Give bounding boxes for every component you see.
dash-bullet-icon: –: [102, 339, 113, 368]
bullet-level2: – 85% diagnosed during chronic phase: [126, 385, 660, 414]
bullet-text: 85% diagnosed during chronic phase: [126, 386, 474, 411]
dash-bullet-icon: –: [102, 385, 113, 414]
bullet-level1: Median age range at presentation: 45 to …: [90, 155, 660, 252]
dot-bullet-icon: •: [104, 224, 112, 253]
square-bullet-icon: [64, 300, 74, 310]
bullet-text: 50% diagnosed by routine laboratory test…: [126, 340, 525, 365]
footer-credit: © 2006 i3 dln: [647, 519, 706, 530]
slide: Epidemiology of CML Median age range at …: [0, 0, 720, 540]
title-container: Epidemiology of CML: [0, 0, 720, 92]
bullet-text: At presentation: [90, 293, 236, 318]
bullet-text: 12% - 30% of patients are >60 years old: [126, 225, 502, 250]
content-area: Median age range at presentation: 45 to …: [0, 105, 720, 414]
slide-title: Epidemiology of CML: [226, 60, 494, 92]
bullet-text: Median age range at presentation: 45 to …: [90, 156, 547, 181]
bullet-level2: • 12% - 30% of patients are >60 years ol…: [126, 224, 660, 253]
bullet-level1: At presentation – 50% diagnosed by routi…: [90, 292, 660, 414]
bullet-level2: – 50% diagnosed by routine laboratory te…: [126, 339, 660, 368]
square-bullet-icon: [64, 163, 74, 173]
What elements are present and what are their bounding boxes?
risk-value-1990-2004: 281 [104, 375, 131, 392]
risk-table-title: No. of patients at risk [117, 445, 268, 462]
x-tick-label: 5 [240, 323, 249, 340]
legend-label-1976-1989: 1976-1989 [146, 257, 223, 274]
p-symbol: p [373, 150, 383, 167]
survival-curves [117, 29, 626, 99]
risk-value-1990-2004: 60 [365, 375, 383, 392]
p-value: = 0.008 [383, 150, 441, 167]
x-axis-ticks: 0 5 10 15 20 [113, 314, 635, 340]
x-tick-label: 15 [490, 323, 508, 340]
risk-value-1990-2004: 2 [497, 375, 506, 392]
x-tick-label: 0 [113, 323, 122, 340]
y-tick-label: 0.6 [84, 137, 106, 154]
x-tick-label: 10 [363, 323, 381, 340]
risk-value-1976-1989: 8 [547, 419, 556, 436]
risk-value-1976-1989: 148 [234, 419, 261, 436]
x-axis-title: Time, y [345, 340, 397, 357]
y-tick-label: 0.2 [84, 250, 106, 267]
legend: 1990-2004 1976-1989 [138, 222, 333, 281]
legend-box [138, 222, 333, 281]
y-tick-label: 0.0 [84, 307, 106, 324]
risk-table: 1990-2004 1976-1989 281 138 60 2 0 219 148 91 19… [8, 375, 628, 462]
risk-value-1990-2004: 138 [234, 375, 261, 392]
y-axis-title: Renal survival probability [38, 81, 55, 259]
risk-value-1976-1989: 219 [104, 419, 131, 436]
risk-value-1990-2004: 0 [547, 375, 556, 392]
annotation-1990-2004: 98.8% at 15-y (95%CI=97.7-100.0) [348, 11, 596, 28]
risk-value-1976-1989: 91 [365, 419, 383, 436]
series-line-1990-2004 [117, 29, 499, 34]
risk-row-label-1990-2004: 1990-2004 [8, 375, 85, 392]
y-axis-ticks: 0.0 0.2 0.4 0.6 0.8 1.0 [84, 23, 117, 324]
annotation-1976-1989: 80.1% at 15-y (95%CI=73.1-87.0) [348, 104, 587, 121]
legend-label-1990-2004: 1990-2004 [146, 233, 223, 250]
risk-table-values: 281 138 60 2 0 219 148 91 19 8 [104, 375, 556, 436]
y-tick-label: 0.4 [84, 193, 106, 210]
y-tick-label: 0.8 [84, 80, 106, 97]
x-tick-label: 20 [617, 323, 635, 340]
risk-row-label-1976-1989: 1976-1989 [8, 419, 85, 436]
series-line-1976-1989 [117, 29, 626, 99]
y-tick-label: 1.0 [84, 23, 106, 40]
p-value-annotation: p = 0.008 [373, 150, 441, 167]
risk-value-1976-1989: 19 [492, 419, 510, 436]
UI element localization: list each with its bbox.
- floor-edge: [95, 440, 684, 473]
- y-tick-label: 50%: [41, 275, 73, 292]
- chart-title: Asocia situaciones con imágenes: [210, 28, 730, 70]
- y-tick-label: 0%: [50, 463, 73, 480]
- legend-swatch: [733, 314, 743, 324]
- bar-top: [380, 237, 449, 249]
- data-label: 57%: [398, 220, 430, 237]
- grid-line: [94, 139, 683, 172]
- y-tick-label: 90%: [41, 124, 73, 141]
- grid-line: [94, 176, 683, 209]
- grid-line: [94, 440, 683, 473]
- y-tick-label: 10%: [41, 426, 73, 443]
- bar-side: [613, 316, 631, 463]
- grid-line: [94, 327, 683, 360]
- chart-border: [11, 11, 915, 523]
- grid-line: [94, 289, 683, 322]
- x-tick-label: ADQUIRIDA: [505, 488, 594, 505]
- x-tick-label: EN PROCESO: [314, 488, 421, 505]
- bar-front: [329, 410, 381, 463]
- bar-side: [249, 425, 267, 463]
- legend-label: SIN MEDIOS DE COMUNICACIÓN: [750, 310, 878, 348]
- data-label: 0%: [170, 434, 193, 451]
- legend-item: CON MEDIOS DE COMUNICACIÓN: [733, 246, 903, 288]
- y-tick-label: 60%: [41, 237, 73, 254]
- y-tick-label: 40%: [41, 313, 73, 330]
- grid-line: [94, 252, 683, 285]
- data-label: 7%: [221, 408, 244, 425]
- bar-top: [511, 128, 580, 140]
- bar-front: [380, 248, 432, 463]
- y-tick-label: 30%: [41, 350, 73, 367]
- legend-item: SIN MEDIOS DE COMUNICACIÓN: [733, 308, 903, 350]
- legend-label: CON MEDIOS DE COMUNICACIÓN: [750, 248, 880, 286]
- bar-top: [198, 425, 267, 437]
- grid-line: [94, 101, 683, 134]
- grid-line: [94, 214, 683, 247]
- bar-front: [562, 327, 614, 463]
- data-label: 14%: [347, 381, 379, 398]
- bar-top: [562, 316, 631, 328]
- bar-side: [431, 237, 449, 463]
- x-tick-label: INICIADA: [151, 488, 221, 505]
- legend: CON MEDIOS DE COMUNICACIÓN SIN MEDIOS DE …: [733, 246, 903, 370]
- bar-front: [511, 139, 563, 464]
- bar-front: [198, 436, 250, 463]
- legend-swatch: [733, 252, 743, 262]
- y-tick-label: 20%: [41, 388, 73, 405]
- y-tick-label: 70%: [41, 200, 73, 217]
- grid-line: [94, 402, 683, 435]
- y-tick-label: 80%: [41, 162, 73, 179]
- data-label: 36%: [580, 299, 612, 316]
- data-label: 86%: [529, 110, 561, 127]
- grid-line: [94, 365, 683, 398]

━━━━

Give an exact repetition of all the material.

Give bounding boxes for every component you see.
dash-bullet-icon: –: [102, 339, 113, 368]
bullet-level2: – 85% diagnosed during chronic phase: [126, 385, 660, 414]
bullet-text: 85% diagnosed during chronic phase: [126, 386, 474, 411]
dash-bullet-icon: –: [102, 385, 113, 414]
bullet-level1: Median age range at presentation: 45 to …: [90, 155, 660, 252]
dot-bullet-icon: •: [104, 224, 112, 253]
square-bullet-icon: [64, 300, 74, 310]
bullet-text: 50% diagnosed by routine laboratory test…: [126, 340, 525, 365]
footer-credit: © 2006 i3 dln: [647, 519, 706, 530]
slide: Epidemiology of CML Median age range at …: [0, 0, 720, 540]
title-container: Epidemiology of CML: [0, 0, 720, 92]
bullet-text: At presentation: [90, 293, 236, 318]
bullet-text: 12% - 30% of patients are >60 years old: [126, 225, 502, 250]
content-area: Median age range at presentation: 45 to …: [0, 105, 720, 414]
slide-title: Epidemiology of CML: [226, 60, 494, 92]
bullet-text: Median age range at presentation: 45 to …: [90, 156, 547, 181]
bullet-level2: • 12% - 30% of patients are >60 years ol…: [126, 224, 660, 253]
bullet-level1: At presentation – 50% diagnosed by routi…: [90, 292, 660, 414]
bullet-level2: – 50% diagnosed by routine laboratory te…: [126, 339, 660, 368]
square-bullet-icon: [64, 163, 74, 173]
What elements are present and what are their bounding boxes?
risk-value-1990-2004: 281 [104, 375, 131, 392]
risk-table-title: No. of patients at risk [117, 445, 268, 462]
x-tick-label: 5 [240, 323, 249, 340]
legend-label-1976-1989: 1976-1989 [146, 257, 223, 274]
p-symbol: p [373, 150, 383, 167]
survival-curves [117, 29, 626, 99]
risk-value-1990-2004: 60 [365, 375, 383, 392]
p-value: = 0.008 [383, 150, 441, 167]
x-axis-ticks: 0 5 10 15 20 [113, 314, 635, 340]
x-tick-label: 15 [490, 323, 508, 340]
risk-value-1990-2004: 2 [497, 375, 506, 392]
x-tick-label: 0 [113, 323, 122, 340]
y-tick-label: 0.6 [84, 137, 106, 154]
x-tick-label: 10 [363, 323, 381, 340]
risk-value-1976-1989: 8 [547, 419, 556, 436]
risk-value-1976-1989: 148 [234, 419, 261, 436]
x-axis-title: Time, y [345, 340, 397, 357]
y-tick-label: 0.2 [84, 250, 106, 267]
legend: 1990-2004 1976-1989 [138, 222, 333, 281]
legend-box [138, 222, 333, 281]
y-tick-label: 0.0 [84, 307, 106, 324]
risk-table: 1990-2004 1976-1989 281 138 60 2 0 219 148 91 19… [8, 375, 628, 462]
risk-value-1990-2004: 138 [234, 375, 261, 392]
y-axis-title: Renal survival probability [38, 81, 55, 259]
risk-value-1976-1989: 219 [104, 419, 131, 436]
risk-value-1990-2004: 0 [547, 375, 556, 392]
annotation-1990-2004: 98.8% at 15-y (95%CI=97.7-100.0) [348, 11, 596, 28]
risk-value-1976-1989: 91 [365, 419, 383, 436]
series-line-1990-2004 [117, 29, 499, 34]
risk-row-label-1990-2004: 1990-2004 [8, 375, 85, 392]
y-axis-ticks: 0.0 0.2 0.4 0.6 0.8 1.0 [84, 23, 117, 324]
annotation-1976-1989: 80.1% at 15-y (95%CI=73.1-87.0) [348, 104, 587, 121]
legend-label-1990-2004: 1990-2004 [146, 233, 223, 250]
risk-table-values: 281 138 60 2 0 219 148 91 19 8 [104, 375, 556, 436]
y-tick-label: 0.4 [84, 193, 106, 210]
y-tick-label: 0.8 [84, 80, 106, 97]
x-tick-label: 20 [617, 323, 635, 340]
risk-row-label-1976-1989: 1976-1989 [8, 419, 85, 436]
series-line-1976-1989 [117, 29, 626, 99]
y-tick-label: 1.0 [84, 23, 106, 40]
p-value-annotation: p = 0.008 [373, 150, 441, 167]
risk-value-1976-1989: 19 [492, 419, 510, 436]
UI element localization: list each with its bbox.
- floor-edge: [95, 440, 684, 473]
- y-tick-label: 50%: [41, 275, 73, 292]
- chart-title: Asocia situaciones con imágenes: [210, 28, 730, 70]
- y-tick-label: 0%: [50, 463, 73, 480]
- legend-swatch: [733, 314, 743, 324]
- bar-top: [380, 237, 449, 249]
- data-label: 57%: [398, 220, 430, 237]
- grid-line: [94, 139, 683, 172]
- y-tick-label: 90%: [41, 124, 73, 141]
- grid-line: [94, 176, 683, 209]
- grid-line: [94, 440, 683, 473]
- y-tick-label: 10%: [41, 426, 73, 443]
- bar-side: [613, 316, 631, 463]
- grid-line: [94, 327, 683, 360]
- chart-border: [11, 11, 915, 523]
- grid-line: [94, 289, 683, 322]
- x-tick-label: ADQUIRIDA: [505, 488, 594, 505]
- x-tick-label: EN PROCESO: [314, 488, 421, 505]
- bar-front: [329, 410, 381, 463]
- bar-side: [249, 425, 267, 463]
- legend-label: SIN MEDIOS DE COMUNICACIÓN: [750, 310, 878, 348]
- data-label: 0%: [170, 434, 193, 451]
- legend-item: CON MEDIOS DE COMUNICACIÓN: [733, 246, 903, 288]
- y-tick-label: 60%: [41, 237, 73, 254]
- y-tick-label: 40%: [41, 313, 73, 330]
- grid-line: [94, 252, 683, 285]
- data-label: 7%: [221, 408, 244, 425]
- bar-top: [511, 128, 580, 140]
- bar-front: [380, 248, 432, 463]
- y-tick-label: 30%: [41, 350, 73, 367]
- legend-item: SIN MEDIOS DE COMUNICACIÓN: [733, 308, 903, 350]
- legend-label: CON MEDIOS DE COMUNICACIÓN: [750, 248, 880, 286]
- bar-top: [198, 425, 267, 437]
- grid-line: [94, 101, 683, 134]
- grid-line: [94, 214, 683, 247]
- bar-front: [562, 327, 614, 463]
- data-label: 14%: [347, 381, 379, 398]
- bar-top: [562, 316, 631, 328]
- bar-side: [431, 237, 449, 463]
- x-tick-label: INICIADA: [151, 488, 221, 505]
- legend: CON MEDIOS DE COMUNICACIÓN SIN MEDIOS DE …: [733, 246, 903, 370]
- bar-front: [511, 139, 563, 464]
- bar-front: [198, 436, 250, 463]
- legend-swatch: [733, 252, 743, 262]
- y-tick-label: 20%: [41, 388, 73, 405]
- y-tick-label: 70%: [41, 200, 73, 217]
- grid-line: [94, 402, 683, 435]
- y-tick-label: 80%: [41, 162, 73, 179]
- data-label: 36%: [580, 299, 612, 316]
- data-label: 86%: [529, 110, 561, 127]
- grid-line: [94, 365, 683, 398]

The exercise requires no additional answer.